*PROBLEM DESCRIPTION*. Restate the entries below verbatim.

*GIVEN DATA*.
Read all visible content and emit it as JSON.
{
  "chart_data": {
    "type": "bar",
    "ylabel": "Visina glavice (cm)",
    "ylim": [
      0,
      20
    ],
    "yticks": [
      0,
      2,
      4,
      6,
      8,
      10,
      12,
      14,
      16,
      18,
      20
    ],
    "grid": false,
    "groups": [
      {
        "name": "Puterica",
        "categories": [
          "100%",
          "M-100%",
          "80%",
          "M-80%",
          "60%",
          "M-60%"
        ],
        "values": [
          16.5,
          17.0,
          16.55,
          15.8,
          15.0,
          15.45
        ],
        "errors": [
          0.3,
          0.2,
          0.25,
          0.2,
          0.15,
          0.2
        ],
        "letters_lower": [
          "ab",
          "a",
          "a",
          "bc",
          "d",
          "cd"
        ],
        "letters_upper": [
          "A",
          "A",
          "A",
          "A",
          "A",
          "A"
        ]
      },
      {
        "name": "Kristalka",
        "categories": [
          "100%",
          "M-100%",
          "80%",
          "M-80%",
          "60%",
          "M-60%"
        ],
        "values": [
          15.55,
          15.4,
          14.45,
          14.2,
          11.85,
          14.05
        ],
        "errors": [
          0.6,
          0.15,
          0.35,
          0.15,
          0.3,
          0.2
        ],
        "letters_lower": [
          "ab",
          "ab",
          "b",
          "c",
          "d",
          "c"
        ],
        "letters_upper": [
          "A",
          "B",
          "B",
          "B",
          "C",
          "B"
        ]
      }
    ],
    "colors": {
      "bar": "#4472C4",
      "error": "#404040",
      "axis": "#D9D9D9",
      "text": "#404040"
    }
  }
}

*CORRECT ANSWER*.
Read all visible content and emit it as JSON.
{
  "chart_data": {
    "type": "bar",
    "ylabel": "Visina glavice (cm)",
    "ylim": [
      0,
      20
    ],
    "yticks": [
      0,
      2,
      4,
      6,
      8,
      10,
      12,
      14,
      16,
      18,
      20
    ],
    "grid": false,
    "groups": [
      {
        "name": "Puterica",
        "categories": [
          "100%",
          "M-100%",
          "80%",
          "M-80%",
          "60%",
          "M-60%"
        ],
        "values": [
          16.5,
          17.0,
          16.55,
          15.8,
          15.0,
          15.45
        ],
        "errors": [
          0.3,
          0.2,
          0.25,
          0.2,
          0.15,
          0.2
        ],
        "letters_lower": [
          "ab",
          "a",
          "a",
          "bc",
          "d",
          "cd"
        ],
        "letters_upper": [
          "A",
          "A",
          "A",
          "A",
          "A",
          "A"
        ]
      },
      {
        "name": "Kristalka",
        "categories": [
          "100%",
          "M-100%",
          "80%",
          "M-80%",
          "60%",
          "M-60%"
        ],
        "values": [
          15.55,
          15.4,
          14.45,
          14.2,
          11.85,
          14.05
        ],
        "errors": [
          0.6,
          0.15,
          0.35,
          0.15,
          0.3,
          0.2
        ],
        "letters_lower": [
          "ab",
          "ab",
          "b",
          "c",
          "d",
          "c"
        ],
        "letters_upper": [
          "A",
          "B",
          "B",
          "B",
          "C",
          "B"
        ]
      }
    ],
    "colors": {
      "bar": "#4472C4",
      "error": "#404040",
      "axis": "#D9D9D9",
      "text": "#404040"
    }
  }
}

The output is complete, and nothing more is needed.